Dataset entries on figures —
########
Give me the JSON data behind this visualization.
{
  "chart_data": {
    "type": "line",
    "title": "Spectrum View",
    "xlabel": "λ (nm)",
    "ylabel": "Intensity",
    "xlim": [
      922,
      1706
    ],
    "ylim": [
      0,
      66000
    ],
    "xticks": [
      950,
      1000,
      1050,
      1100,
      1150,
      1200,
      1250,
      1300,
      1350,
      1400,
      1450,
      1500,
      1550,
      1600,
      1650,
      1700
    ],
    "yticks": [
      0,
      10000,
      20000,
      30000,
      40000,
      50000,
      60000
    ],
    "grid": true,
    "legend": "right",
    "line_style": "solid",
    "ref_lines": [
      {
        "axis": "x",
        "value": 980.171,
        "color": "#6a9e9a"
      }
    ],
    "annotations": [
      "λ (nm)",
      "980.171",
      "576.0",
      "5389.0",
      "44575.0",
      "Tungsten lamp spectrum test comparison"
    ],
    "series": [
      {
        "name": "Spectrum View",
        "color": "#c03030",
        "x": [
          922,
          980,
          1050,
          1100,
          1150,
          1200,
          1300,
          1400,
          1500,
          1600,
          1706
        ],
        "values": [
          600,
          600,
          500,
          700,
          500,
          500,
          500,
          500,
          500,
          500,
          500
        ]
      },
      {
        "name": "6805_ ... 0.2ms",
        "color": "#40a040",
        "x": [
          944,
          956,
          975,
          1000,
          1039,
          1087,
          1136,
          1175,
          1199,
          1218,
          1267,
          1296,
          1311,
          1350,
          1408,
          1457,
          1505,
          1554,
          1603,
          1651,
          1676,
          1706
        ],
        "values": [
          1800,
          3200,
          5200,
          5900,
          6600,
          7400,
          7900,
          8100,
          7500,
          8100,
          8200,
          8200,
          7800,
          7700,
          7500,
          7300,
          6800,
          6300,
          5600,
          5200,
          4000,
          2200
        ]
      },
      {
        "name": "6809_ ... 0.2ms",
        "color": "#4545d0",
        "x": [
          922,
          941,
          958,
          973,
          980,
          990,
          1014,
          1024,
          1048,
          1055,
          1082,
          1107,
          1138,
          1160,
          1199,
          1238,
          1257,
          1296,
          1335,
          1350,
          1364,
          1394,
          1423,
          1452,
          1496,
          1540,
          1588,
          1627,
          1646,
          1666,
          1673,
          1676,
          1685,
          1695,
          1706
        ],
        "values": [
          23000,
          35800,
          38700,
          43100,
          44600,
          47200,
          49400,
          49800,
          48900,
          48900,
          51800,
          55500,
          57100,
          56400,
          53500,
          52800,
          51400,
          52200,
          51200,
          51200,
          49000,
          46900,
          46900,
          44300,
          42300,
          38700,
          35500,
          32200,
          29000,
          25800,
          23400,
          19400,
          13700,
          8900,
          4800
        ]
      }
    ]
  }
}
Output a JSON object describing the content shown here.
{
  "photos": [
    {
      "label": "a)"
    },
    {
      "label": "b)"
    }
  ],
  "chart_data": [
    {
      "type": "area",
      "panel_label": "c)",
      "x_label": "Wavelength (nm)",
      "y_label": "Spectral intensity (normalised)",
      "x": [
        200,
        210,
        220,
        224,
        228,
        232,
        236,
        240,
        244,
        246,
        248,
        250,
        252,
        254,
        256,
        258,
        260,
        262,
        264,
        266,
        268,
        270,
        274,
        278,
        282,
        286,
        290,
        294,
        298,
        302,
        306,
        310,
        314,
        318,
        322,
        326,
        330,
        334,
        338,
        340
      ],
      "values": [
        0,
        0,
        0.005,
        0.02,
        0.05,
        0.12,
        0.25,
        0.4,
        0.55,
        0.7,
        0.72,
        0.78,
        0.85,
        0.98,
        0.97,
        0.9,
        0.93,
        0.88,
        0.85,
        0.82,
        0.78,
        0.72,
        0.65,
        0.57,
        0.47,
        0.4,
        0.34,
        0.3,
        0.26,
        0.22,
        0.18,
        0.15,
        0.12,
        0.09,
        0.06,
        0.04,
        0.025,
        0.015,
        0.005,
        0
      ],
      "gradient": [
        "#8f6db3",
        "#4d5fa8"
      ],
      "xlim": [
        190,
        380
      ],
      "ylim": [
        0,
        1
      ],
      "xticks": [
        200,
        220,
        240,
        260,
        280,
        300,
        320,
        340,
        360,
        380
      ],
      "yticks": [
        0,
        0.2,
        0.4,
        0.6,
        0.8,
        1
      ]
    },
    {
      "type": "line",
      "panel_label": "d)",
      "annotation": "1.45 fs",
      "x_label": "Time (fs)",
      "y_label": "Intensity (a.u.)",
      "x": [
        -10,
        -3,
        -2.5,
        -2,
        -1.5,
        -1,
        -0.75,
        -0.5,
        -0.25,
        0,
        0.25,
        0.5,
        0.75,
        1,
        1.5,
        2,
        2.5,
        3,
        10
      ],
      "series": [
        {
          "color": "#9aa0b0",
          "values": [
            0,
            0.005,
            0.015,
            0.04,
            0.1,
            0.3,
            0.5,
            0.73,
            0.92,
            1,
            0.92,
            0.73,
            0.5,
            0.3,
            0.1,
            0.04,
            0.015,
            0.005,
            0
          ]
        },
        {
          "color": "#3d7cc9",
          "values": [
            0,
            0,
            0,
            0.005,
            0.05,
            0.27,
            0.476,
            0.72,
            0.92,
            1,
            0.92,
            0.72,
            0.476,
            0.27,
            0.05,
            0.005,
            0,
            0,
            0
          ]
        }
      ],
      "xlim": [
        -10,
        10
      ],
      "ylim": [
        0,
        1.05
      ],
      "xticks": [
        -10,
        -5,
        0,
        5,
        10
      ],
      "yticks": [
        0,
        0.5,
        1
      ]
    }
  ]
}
########
WHAT TO DO — Here, the records must be output exactly and in full.

CORRECT OUTPUT —
Give me the JSON data behind this visualization.
{
  "chart_data": {
    "type": "line",
    "title": "Spectrum View",
    "xlabel": "λ (nm)",
    "ylabel": "Intensity",
    "xlim": [
      922,
      1706
    ],
    "ylim": [
      0,
      66000
    ],
    "xticks": [
      950,
      1000,
      1050,
      1100,
      1150,
      1200,
      1250,
      1300,
      1350,
      1400,
      1450,
      1500,
      1550,
      1600,
      1650,
      1700
    ],
    "yticks": [
      0,
      10000,
      20000,
      30000,
      40000,
      50000,
      60000
    ],
    "grid": true,
    "legend": "right",
    "line_style": "solid",
    "ref_lines": [
      {
        "axis": "x",
        "value": 980.171,
        "color": "#6a9e9a"
      }
    ],
    "annotations": [
      "λ (nm)",
      "980.171",
      "576.0",
      "5389.0",
      "44575.0",
      "Tungsten lamp spectrum test comparison"
    ],
    "series": [
      {
        "name": "Spectrum View",
        "color": "#c03030",
        "x": [
          922,
          980,
          1050,
          1100,
          1150,
          1200,
          1300,
          1400,
          1500,
          1600,
          1706
        ],
        "values": [
          600,
          600,
          500,
          700,
          500,
          500,
          500,
          500,
          500,
          500,
          500
        ]
      },
      {
        "name": "6805_ ... 0.2ms",
        "color": "#40a040",
        "x": [
          944,
          956,
          975,
          1000,
          1039,
          1087,
          1136,
          1175,
          1199,
          1218,
          1267,
          1296,
          1311,
          1350,
          1408,
          1457,
          1505,
          1554,
          1603,
          1651,
          1676,
          1706
        ],
        "values": [
          1800,
          3200,
          5200,
          5900,
          6600,
          7400,
          7900,
          8100,
          7500,
          8100,
          8200,
          8200,
          7800,
          7700,
          7500,
          7300,
          6800,
          6300,
          5600,
          5200,
          4000,
          2200
        ]
      },
      {
        "name": "6809_ ... 0.2ms",
        "color": "#4545d0",
        "x": [
          922,
          941,
          958,
          973,
          980,
          990,
          1014,
          1024,
          1048,
          1055,
          1082,
          1107,
          1138,
          1160,
          1199,
          1238,
          1257,
          1296,
          1335,
          1350,
          1364,
          1394,
          1423,
          1452,
          1496,
          1540,
          1588,
          1627,
          1646,
          1666,
          1673,
          1676,
          1685,
          1695,
          1706
        ],
        "values": [
          23000,
          35800,
          38700,
          43100,
          44600,
          47200,
          49400,
          49800,
          48900,
          48900,
          51800,
          55500,
          57100,
          56400,
          53500,
          52800,
          51400,
          52200,
          51200,
          51200,
          49000,
          46900,
          46900,
          44300,
          42300,
          38700,
          35500,
          32200,
          29000,
          25800,
          23400,
          19400,
          13700,
          8900,
          4800
        ]
      }
    ]
  }
}
Output a JSON object describing the content shown here.
{
  "photos": [
    {
      "label": "a)"
    },
    {
      "label": "b)"
    }
  ],
  "chart_data": [
    {
      "type": "area",
      "panel_label": "c)",
      "x_label": "Wavelength (nm)",
      "y_label": "Spectral intensity (normalised)",
      "x": [
        200,
        210,
        220,
        224,
        228,
        232,
        236,
        240,
        244,
        246,
        248,
        250,
        252,
        254,
        256,
        258,
        260,
        262,
        264,
        266,
        268,
        270,
        274,
        278,
        282,
        286,
        290,
        294,
        298,
        302,
        306,
        310,
        314,
        318,
        322,
        326,
        330,
        334,
        338,
        340
      ],
      "values": [
        0,
        0,
        0.005,
        0.02,
        0.05,
        0.12,
        0.25,
        0.4,
        0.55,
        0.7,
        0.72,
        0.78,
        0.85,
        0.98,
        0.97,
        0.9,
        0.93,
        0.88,
        0.85,
        0.82,
        0.78,
        0.72,
        0.65,
        0.57,
        0.47,
        0.4,
        0.34,
        0.3,
        0.26,
        0.22,
        0.18,
        0.15,
        0.12,
        0.09,
        0.06,
        0.04,
        0.025,
        0.015,
        0.005,
        0
      ],
      "gradient": [
        "#8f6db3",
        "#4d5fa8"
      ],
      "xlim": [
        190,
        380
      ],
      "ylim": [
        0,
        1
      ],
      "xticks": [
        200,
        220,
        240,
        260,
        280,
        300,
        320,
        340,
        360,
        380
      ],
      "yticks": [
        0,
        0.2,
        0.4,
        0.6,
        0.8,
        1
      ]
    },
    {
      "type": "line",
      "panel_label": "d)",
      "annotation": "1.45 fs",
      "x_label": "Time (fs)",
      "y_label": "Intensity (a.u.)",
      "x": [
        -10,
        -3,
        -2.5,
        -2,
        -1.5,
        -1,
        -0.75,
        -0.5,
        -0.25,
        0,
        0.25,
        0.5,
        0.75,
        1,
        1.5,
        2,
        2.5,
        3,
        10
      ],
      "series": [
        {
          "color": "#9aa0b0",
          "values": [
            0,
            0.005,
            0.015,
            0.04,
            0.1,
            0.3,
            0.5,
            0.73,
            0.92,
            1,
            0.92,
            0.73,
            0.5,
            0.3,
            0.1,
            0.04,
            0.015,
            0.005,
            0
          ]
        },
        {
          "color": "#3d7cc9",
          "values": [
            0,
            0,
            0,
            0.005,
            0.05,
            0.27,
            0.476,
            0.72,
            0.92,
            1,
            0.92,
            0.72,
            0.476,
            0.27,
            0.05,
            0.005,
            0,
            0,
            0
          ]
        }
      ],
      "xlim": [
        -10,
        10
      ],
      "ylim": [
        0,
        1.05
      ],
      "xticks": [
        -10,
        -5,
        0,
        5,
        10
      ],
      "yticks": [
        0,
        0.5,
        1
      ]
    }
  ]
}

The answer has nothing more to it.